Problem to work on:
Copy out all the entries word for word.

Records:
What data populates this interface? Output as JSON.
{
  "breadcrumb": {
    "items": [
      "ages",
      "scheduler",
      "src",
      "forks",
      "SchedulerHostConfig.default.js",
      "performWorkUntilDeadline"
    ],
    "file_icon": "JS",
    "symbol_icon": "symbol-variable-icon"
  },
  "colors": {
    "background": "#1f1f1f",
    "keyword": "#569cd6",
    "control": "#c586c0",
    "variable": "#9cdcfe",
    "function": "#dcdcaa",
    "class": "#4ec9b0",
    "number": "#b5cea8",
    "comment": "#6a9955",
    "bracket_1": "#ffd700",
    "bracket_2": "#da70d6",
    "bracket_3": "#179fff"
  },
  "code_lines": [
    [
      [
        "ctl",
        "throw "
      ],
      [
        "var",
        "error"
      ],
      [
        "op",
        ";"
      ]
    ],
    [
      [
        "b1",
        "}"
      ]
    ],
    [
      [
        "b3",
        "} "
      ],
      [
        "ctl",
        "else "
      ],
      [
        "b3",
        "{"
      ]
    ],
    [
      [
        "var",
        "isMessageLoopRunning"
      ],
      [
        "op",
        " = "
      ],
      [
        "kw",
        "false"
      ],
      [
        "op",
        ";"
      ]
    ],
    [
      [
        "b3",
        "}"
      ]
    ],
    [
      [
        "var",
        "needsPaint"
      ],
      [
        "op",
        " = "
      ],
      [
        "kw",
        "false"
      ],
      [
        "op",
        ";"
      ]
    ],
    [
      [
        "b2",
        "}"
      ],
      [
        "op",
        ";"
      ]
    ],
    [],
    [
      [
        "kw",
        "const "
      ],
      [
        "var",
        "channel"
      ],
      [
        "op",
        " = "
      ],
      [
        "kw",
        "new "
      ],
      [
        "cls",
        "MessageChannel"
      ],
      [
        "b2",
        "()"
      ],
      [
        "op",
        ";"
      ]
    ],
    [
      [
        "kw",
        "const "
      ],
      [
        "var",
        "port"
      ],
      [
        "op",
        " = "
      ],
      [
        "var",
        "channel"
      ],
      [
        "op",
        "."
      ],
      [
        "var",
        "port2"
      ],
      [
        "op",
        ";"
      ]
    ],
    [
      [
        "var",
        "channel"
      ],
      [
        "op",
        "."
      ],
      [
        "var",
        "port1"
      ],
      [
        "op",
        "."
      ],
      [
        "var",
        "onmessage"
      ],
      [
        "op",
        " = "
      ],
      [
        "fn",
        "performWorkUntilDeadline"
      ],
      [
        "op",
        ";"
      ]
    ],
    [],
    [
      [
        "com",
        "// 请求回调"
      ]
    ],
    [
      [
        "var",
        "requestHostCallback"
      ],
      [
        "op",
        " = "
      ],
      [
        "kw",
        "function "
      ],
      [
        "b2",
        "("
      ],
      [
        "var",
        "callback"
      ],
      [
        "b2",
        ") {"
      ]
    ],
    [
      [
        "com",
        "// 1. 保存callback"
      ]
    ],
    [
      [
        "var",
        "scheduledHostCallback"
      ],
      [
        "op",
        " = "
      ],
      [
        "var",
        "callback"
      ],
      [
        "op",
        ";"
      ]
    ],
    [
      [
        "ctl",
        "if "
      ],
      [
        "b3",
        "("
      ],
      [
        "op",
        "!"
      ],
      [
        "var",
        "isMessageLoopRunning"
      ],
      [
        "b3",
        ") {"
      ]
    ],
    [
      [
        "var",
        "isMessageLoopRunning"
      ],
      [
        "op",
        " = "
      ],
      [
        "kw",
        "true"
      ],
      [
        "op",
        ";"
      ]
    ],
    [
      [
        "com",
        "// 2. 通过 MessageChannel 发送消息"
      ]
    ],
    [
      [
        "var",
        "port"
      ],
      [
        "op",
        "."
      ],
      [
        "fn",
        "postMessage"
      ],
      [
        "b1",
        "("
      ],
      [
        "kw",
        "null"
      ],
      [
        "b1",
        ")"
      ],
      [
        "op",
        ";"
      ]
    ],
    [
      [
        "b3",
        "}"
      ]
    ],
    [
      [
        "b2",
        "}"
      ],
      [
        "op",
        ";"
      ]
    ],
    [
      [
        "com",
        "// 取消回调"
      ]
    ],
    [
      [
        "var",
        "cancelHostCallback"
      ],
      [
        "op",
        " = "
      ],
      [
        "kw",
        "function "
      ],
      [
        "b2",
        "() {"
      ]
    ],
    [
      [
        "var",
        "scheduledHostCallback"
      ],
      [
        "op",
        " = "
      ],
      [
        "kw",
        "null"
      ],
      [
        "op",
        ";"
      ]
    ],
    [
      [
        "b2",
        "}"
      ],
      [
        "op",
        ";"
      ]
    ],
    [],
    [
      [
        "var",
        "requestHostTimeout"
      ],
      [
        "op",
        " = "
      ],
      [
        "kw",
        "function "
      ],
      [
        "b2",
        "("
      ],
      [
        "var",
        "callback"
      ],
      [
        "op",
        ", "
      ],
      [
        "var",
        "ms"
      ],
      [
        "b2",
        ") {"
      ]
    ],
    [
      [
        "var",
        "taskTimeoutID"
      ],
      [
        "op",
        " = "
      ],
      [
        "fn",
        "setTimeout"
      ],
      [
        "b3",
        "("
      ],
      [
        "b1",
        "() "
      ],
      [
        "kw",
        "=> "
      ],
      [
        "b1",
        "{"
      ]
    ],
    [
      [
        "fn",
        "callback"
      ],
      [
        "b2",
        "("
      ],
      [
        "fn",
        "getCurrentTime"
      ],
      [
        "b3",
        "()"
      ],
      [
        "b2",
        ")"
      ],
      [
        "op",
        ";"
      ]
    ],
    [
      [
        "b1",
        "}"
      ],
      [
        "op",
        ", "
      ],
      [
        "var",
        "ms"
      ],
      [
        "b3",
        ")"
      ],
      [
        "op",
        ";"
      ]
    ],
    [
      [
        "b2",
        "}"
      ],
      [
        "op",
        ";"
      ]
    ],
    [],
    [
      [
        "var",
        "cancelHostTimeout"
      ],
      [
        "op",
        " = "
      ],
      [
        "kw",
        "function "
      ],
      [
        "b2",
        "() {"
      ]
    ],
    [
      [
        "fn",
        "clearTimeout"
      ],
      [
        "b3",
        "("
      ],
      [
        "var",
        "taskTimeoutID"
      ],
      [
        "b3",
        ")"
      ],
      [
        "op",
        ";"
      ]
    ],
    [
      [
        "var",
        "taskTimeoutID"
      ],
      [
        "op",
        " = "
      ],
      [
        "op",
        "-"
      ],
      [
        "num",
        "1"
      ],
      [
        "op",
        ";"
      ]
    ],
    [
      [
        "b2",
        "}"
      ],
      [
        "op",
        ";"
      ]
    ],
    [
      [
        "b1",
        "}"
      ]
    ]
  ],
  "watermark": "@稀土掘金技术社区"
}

Solution for this exercise:
What data populates this interface? Output as JSON.
{
  "breadcrumb": {
    "items": [
      "ages",
      "scheduler",
      "src",
      "forks",
      "SchedulerHostConfig.default.js",
      "performWorkUntilDeadline"
    ],
    "file_icon": "JS",
    "symbol_icon": "symbol-variable-icon"
  },
  "colors": {
    "background": "#1f1f1f",
    "keyword": "#569cd6",
    "control": "#c586c0",
    "variable": "#9cdcfe",
    "function": "#dcdcaa",
    "class": "#4ec9b0",
    "number": "#b5cea8",
    "comment": "#6a9955",
    "bracket_1": "#ffd700",
    "bracket_2": "#da70d6",
    "bracket_3": "#179fff"
  },
  "code_lines": [
    [
      [
        "ctl",
        "throw "
      ],
      [
        "var",
        "error"
      ],
      [
        "op",
        ";"
      ]
    ],
    [
      [
        "b1",
        "}"
      ]
    ],
    [
      [
        "b3",
        "} "
      ],
      [
        "ctl",
        "else "
      ],
      [
        "b3",
        "{"
      ]
    ],
    [
      [
        "var",
        "isMessageLoopRunning"
      ],
      [
        "op",
        " = "
      ],
      [
        "kw",
        "false"
      ],
      [
        "op",
        ";"
      ]
    ],
    [
      [
        "b3",
        "}"
      ]
    ],
    [
      [
        "var",
        "needsPaint"
      ],
      [
        "op",
        " = "
      ],
      [
        "kw",
        "false"
      ],
      [
        "op",
        ";"
      ]
    ],
    [
      [
        "b2",
        "}"
      ],
      [
        "op",
        ";"
      ]
    ],
    [],
    [
      [
        "kw",
        "const "
      ],
      [
        "var",
        "channel"
      ],
      [
        "op",
        " = "
      ],
      [
        "kw",
        "new "
      ],
      [
        "cls",
        "MessageChannel"
      ],
      [
        "b2",
        "()"
      ],
      [
        "op",
        ";"
      ]
    ],
    [
      [
        "kw",
        "const "
      ],
      [
        "var",
        "port"
      ],
      [
        "op",
        " = "
      ],
      [
        "var",
        "channel"
      ],
      [
        "op",
        "."
      ],
      [
        "var",
        "port2"
      ],
      [
        "op",
        ";"
      ]
    ],
    [
      [
        "var",
        "channel"
      ],
      [
        "op",
        "."
      ],
      [
        "var",
        "port1"
      ],
      [
        "op",
        "."
      ],
      [
        "var",
        "onmessage"
      ],
      [
        "op",
        " = "
      ],
      [
        "fn",
        "performWorkUntilDeadline"
      ],
      [
        "op",
        ";"
      ]
    ],
    [],
    [
      [
        "com",
        "// 请求回调"
      ]
    ],
    [
      [
        "var",
        "requestHostCallback"
      ],
      [
        "op",
        " = "
      ],
      [
        "kw",
        "function "
      ],
      [
        "b2",
        "("
      ],
      [
        "var",
        "callback"
      ],
      [
        "b2",
        ") {"
      ]
    ],
    [
      [
        "com",
        "// 1. 保存callback"
      ]
    ],
    [
      [
        "var",
        "scheduledHostCallback"
      ],
      [
        "op",
        " = "
      ],
      [
        "var",
        "callback"
      ],
      [
        "op",
        ";"
      ]
    ],
    [
      [
        "ctl",
        "if "
      ],
      [
        "b3",
        "("
      ],
      [
        "op",
        "!"
      ],
      [
        "var",
        "isMessageLoopRunning"
      ],
      [
        "b3",
        ") {"
      ]
    ],
    [
      [
        "var",
        "isMessageLoopRunning"
      ],
      [
        "op",
        " = "
      ],
      [
        "kw",
        "true"
      ],
      [
        "op",
        ";"
      ]
    ],
    [
      [
        "com",
        "// 2. 通过 MessageChannel 发送消息"
      ]
    ],
    [
      [
        "var",
        "port"
      ],
      [
        "op",
        "."
      ],
      [
        "fn",
        "postMessage"
      ],
      [
        "b1",
        "("
      ],
      [
        "kw",
        "null"
      ],
      [
        "b1",
        ")"
      ],
      [
        "op",
        ";"
      ]
    ],
    [
      [
        "b3",
        "}"
      ]
    ],
    [
      [
        "b2",
        "}"
      ],
      [
        "op",
        ";"
      ]
    ],
    [
      [
        "com",
        "// 取消回调"
      ]
    ],
    [
      [
        "var",
        "cancelHostCallback"
      ],
      [
        "op",
        " = "
      ],
      [
        "kw",
        "function "
      ],
      [
        "b2",
        "() {"
      ]
    ],
    [
      [
        "var",
        "scheduledHostCallback"
      ],
      [
        "op",
        " = "
      ],
      [
        "kw",
        "null"
      ],
      [
        "op",
        ";"
      ]
    ],
    [
      [
        "b2",
        "}"
      ],
      [
        "op",
        ";"
      ]
    ],
    [],
    [
      [
        "var",
        "requestHostTimeout"
      ],
      [
        "op",
        " = "
      ],
      [
        "kw",
        "function "
      ],
      [
        "b2",
        "("
      ],
      [
        "var",
        "callback"
      ],
      [
        "op",
        ", "
      ],
      [
        "var",
        "ms"
      ],
      [
        "b2",
        ") {"
      ]
    ],
    [
      [
        "var",
        "taskTimeoutID"
      ],
      [
        "op",
        " = "
      ],
      [
        "fn",
        "setTimeout"
      ],
      [
        "b3",
        "("
      ],
      [
        "b1",
        "() "
      ],
      [
        "kw",
        "=> "
      ],
      [
        "b1",
        "{"
      ]
    ],
    [
      [
        "fn",
        "callback"
      ],
      [
        "b2",
        "("
      ],
      [
        "fn",
        "getCurrentTime"
      ],
      [
        "b3",
        "()"
      ],
      [
        "b2",
        ")"
      ],
      [
        "op",
        ";"
      ]
    ],
    [
      [
        "b1",
        "}"
      ],
      [
        "op",
        ", "
      ],
      [
        "var",
        "ms"
      ],
      [
        "b3",
        ")"
      ],
      [
        "op",
        ";"
      ]
    ],
    [
      [
        "b2",
        "}"
      ],
      [
        "op",
        ";"
      ]
    ],
    [],
    [
      [
        "var",
        "cancelHostTimeout"
      ],
      [
        "op",
        " = "
      ],
      [
        "kw",
        "function "
      ],
      [
        "b2",
        "() {"
      ]
    ],
    [
      [
        "fn",
        "clearTimeout"
      ],
      [
        "b3",
        "("
      ],
      [
        "var",
        "taskTimeoutID"
      ],
      [
        "b3",
        ")"
      ],
      [
        "op",
        ";"
      ]
    ],
    [
      [
        "var",
        "taskTimeoutID"
      ],
      [
        "op",
        " = "
      ],
      [
        "op",
        "-"
      ],
      [
        "num",
        "1"
      ],
      [
        "op",
        ";"
      ]
    ],
    [
      [
        "b2",
        "}"
      ],
      [
        "op",
        ";"
      ]
    ],
    [
      [
        "b1",
        "}"
      ]
    ]
  ],
  "watermark": "@稀土掘金技术社区"
}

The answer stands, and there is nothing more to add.